» **Consegna**:
Elenchi tutte le società di cui, secondo il testo su Umberto Agnelli, egli risulta essere stato presidente.

Nel 1962 Umberto Agnelli viene nominato presidente della Sai, la compagnia assicuratrice del gruppo e tre anni dopo assume la guida della Fiat France, dove trasforma l'enorme deficit trovato nel 1964 in un bilancio con un attivo di circa sette milioni di dollari. A Parigi, dove rimane fino al '70, riceve anche la Legion d'Onore e dirige la Simca Industrie, fabbrica di trattori e veicoli industriali.
Dal gennaio del '68 si affianca nella conduzione della Fiat al fratello Gianni che, il 30 aprile 1966, aveva ricevuto i pieni poteri da Vittorio Valletta. Si trasferisce a Torino per seguire gli Affari Internazionali del gruppo. Nel 1970 diventa amministratore delegato della Fiat ed è anche presidente della Lancia, della Sava e della Piaggio. Sono gli anni della riorganizzazione totale della Fiat che sanziona definitivamente il congedo dalla vecchia dirigenza e l'avvio di nuovi metodi di gestione. Per preparare i manager alla nuova mentalità, crea l'Isvor, l'Istituto per lo sviluppo organizzativo che ha ancora oggi sede a Marentino, sulla collina torinese.
Nel febbraio 1974, dopo aver divorziato da Antonella Piaggio, sposa in segreto, a Villar Perosa, Allegra Caracciolo di Castagneto, cugina di Marella, la moglie di Gianni. Da questo secondo matrimonio nascono Andrea e Anna.
Per la Fiat è un periodo difficile e agli inizi del '74 a Torino viene chiamato Cesare Romiti, che assume la direzione amministrativa e finanziaria. A marzo del '76 viene cooptato nel vertice della casa torinese Carlo De Benedetti. Sono gli anni in cui la Dc è in crisi e il Pci in ripresa, il terrorismo è ancora forte e le fabbriche sono ingovernabili. Si cerca di convincere gli Agnelli a scendere in politica e, dopo il rifiuto dell'Avvocato, Umberto accetta di impegnarsi in prima persona e si candida al Senato per la Dc. Rimarrà a Palazzo Madama fino al '79. Intanto c'è il divorzio con De Benedetti, che gli Agnelli sospettano di voler scalare la Fiat. Nel '79 la guida del settore Auto viene affidata a Vittorio Ghidella, dal primo agosto 1980 la responsabilità operativa della Fiat passa nella mani di Cesare Romiti e Umberto diventa vicepresidente.
Il 18 dicembre 1987 l'Avvocato annuncia, davanti a 150 manager, che il suo erede sarebbe stato il fratello Umberto e Ghidella il successore di Romiti. Ma nel 1988 l'ingegnere vercellese, padre della 'Unò e della 'Tipò, in contrasto con Romiti, lascia la Fiat. Umberto rimane vicepresidente fino al settembre del '93, quando Mediobanca mette a punto il piano di ricapitalizzazione e di riassetto del gruppo ottenendo in cambio che sia Romiti e non lui a succedere all' Avvocato alla presidenza.

» **Contenuto dei record**:
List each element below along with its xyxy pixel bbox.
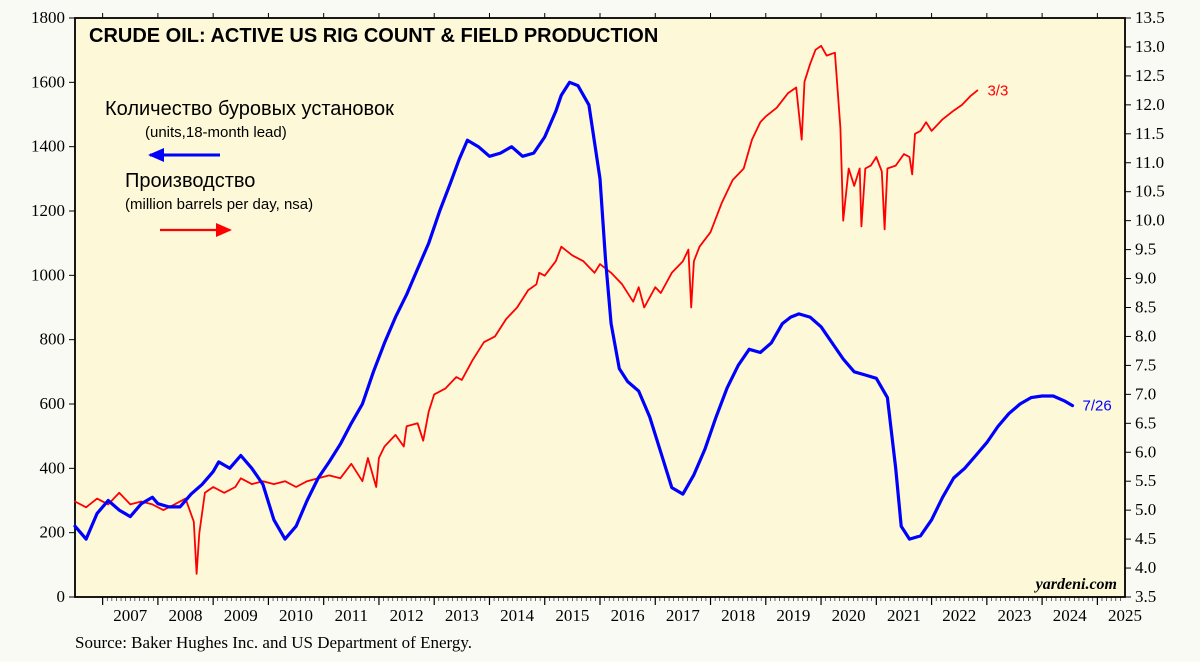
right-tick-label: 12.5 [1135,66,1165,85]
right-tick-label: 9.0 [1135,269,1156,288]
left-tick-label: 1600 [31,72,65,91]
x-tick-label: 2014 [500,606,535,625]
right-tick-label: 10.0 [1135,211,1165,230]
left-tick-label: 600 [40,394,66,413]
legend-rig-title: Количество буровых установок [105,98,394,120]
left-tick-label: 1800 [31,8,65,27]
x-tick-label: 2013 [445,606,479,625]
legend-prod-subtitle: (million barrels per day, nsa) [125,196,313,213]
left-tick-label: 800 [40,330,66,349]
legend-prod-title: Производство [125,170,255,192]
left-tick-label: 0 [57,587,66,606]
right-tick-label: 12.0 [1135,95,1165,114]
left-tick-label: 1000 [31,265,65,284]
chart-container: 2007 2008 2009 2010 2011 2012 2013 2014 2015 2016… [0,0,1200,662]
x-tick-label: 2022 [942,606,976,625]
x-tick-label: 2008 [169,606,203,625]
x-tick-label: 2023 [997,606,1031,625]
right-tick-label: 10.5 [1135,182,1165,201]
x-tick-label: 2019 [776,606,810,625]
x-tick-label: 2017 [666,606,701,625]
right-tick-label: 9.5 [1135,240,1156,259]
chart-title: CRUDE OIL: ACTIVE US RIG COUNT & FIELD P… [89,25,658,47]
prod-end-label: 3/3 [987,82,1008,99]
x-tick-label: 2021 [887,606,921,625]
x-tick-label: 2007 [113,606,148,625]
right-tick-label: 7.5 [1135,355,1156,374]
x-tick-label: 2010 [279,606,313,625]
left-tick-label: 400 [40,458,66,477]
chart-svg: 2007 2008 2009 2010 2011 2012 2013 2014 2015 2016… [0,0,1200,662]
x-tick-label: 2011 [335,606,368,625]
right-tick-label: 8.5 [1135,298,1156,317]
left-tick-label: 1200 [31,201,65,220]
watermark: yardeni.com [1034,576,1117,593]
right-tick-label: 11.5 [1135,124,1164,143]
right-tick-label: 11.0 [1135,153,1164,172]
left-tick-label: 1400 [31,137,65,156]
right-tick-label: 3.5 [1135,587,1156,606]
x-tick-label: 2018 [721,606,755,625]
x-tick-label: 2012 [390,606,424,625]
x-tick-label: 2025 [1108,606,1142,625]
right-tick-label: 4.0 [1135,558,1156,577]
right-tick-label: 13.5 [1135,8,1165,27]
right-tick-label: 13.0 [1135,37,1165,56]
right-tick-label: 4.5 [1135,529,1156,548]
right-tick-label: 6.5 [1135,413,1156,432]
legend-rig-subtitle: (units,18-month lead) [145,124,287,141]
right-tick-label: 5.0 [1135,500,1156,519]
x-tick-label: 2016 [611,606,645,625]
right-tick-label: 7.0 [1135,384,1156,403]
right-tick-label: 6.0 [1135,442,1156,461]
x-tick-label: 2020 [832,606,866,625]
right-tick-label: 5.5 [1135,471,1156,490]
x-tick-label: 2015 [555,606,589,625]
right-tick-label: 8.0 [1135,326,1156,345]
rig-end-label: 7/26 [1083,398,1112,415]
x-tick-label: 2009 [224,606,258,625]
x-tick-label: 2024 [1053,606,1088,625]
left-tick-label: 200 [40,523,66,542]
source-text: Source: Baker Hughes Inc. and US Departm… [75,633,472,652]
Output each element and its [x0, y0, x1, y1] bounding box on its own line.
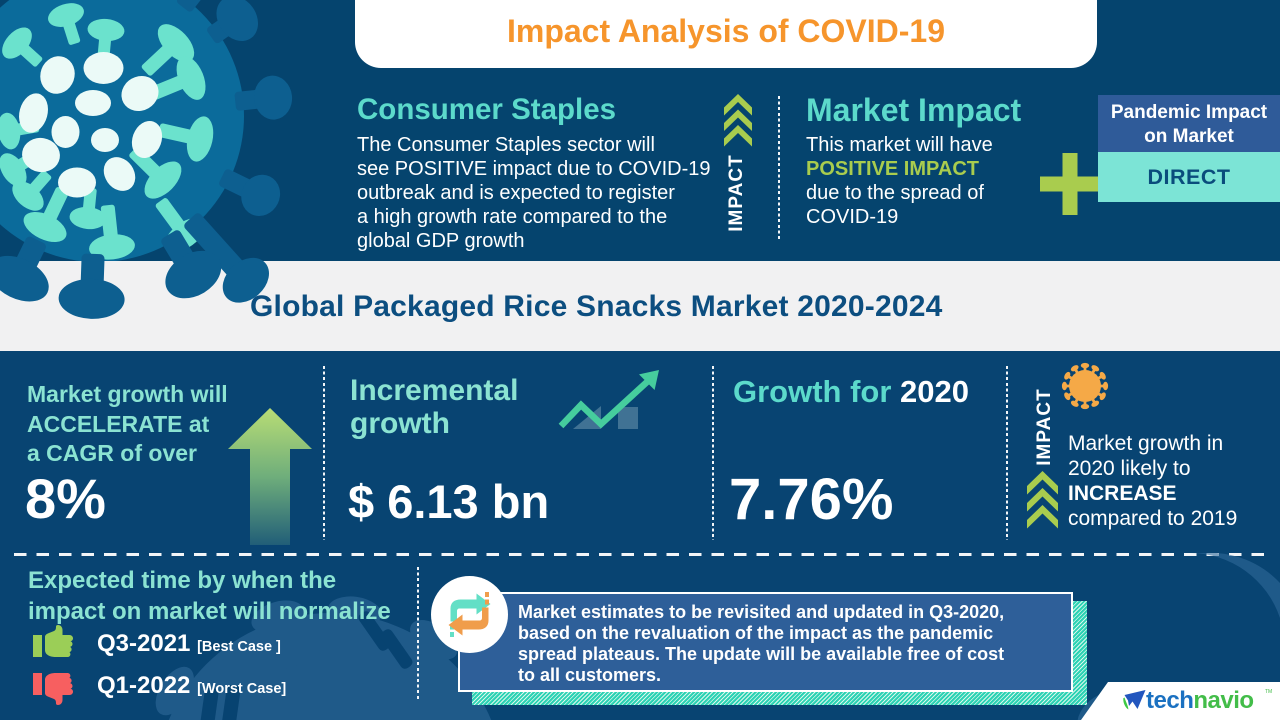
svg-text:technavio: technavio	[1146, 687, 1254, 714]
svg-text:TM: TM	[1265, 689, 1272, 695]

» **Soluzione**:
- Sai
- Lancia
- Sava
- Piaggio